▶ [Work instructions] Gather all lines with the word "search" in them.

▶ [Raw records]
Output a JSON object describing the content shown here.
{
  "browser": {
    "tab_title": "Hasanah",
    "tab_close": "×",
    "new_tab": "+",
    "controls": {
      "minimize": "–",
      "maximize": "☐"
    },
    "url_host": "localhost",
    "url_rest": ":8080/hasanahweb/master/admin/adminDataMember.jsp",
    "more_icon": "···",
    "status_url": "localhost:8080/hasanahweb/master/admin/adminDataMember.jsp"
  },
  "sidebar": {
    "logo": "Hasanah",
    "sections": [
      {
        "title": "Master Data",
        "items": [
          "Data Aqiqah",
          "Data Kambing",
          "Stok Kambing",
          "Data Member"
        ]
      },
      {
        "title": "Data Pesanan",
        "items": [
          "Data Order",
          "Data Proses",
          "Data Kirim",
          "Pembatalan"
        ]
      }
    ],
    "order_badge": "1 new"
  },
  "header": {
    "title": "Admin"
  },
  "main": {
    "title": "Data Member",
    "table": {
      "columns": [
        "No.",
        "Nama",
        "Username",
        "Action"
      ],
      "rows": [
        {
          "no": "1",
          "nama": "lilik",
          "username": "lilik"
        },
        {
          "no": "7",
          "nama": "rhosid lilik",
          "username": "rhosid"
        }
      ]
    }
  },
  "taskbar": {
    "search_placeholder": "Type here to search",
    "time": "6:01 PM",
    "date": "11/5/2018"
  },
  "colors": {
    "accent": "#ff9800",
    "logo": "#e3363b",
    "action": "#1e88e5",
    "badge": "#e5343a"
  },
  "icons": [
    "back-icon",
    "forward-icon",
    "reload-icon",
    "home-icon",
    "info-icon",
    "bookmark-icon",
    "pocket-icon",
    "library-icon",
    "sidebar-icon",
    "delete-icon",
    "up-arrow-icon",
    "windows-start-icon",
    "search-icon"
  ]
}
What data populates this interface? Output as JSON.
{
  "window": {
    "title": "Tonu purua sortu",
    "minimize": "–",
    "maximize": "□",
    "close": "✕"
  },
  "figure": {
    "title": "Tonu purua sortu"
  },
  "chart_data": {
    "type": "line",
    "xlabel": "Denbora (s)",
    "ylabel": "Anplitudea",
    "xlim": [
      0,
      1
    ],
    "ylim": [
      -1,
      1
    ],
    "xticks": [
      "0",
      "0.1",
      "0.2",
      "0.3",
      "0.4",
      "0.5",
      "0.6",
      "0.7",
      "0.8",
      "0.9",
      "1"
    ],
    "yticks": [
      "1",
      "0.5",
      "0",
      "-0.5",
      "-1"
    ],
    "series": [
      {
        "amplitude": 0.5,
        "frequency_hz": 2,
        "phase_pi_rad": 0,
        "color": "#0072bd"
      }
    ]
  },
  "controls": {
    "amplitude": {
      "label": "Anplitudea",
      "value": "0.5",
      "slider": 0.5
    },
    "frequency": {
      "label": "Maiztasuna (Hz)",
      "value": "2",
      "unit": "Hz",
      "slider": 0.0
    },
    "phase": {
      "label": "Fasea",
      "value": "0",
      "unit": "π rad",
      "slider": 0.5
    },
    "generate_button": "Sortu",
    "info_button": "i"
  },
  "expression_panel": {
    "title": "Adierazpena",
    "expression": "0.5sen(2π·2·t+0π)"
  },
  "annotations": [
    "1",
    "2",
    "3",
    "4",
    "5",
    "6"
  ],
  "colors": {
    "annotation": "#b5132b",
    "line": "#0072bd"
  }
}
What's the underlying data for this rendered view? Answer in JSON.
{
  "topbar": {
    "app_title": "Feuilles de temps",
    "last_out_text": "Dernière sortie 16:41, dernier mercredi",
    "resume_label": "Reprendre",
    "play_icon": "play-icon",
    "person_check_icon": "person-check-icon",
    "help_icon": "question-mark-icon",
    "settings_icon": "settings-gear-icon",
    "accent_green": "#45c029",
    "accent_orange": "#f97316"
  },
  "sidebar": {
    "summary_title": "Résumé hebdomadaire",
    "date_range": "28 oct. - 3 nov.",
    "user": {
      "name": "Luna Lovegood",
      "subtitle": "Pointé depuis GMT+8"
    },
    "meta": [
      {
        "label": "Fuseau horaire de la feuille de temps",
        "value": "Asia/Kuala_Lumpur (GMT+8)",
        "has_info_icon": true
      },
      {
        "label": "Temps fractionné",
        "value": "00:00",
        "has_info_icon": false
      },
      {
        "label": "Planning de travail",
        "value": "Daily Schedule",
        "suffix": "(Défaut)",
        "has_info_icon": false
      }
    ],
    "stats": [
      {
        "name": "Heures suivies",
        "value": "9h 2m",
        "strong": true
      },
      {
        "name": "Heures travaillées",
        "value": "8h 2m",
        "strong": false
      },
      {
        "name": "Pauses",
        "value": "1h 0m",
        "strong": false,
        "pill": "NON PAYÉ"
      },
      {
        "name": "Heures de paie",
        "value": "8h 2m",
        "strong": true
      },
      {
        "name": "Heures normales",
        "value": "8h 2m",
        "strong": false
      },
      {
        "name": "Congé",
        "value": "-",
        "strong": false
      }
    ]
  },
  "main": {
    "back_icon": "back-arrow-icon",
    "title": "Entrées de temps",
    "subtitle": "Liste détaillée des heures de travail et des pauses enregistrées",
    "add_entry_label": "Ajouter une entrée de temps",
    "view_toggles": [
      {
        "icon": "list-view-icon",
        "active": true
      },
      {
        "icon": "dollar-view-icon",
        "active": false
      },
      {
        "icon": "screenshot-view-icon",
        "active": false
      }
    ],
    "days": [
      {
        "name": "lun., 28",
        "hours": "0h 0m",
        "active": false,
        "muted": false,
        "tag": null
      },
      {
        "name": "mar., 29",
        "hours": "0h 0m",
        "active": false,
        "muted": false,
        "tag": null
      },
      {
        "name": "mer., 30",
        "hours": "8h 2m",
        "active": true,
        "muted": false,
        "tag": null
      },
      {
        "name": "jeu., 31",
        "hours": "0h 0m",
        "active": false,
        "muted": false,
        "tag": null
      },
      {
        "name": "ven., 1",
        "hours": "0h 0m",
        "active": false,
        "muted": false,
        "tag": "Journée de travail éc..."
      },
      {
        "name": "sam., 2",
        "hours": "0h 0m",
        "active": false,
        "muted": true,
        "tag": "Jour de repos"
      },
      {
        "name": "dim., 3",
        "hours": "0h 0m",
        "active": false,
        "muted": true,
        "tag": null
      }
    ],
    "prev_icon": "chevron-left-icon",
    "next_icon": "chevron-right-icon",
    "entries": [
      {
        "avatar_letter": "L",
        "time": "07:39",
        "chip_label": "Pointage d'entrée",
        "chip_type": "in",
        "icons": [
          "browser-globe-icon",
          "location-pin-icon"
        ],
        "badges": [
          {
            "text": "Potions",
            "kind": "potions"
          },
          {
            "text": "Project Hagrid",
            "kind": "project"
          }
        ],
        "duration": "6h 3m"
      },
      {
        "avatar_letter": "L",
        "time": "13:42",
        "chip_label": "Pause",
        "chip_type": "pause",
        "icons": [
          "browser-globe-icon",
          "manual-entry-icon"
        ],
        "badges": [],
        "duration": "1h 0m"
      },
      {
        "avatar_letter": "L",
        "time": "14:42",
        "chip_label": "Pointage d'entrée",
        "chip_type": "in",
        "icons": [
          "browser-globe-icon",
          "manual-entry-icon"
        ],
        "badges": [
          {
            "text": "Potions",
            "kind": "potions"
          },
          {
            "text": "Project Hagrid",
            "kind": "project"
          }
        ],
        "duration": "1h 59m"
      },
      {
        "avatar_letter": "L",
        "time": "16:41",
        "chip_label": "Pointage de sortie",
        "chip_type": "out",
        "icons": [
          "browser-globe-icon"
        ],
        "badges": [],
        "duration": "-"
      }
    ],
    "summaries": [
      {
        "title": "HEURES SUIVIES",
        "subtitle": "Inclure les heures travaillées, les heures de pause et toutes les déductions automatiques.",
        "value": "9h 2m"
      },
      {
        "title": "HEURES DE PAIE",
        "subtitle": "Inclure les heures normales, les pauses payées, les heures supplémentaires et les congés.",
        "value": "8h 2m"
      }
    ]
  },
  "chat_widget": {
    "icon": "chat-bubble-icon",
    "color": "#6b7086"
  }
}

▶ [Problem solution]
    "search_placeholder": "Type here to search",
    "search-icon"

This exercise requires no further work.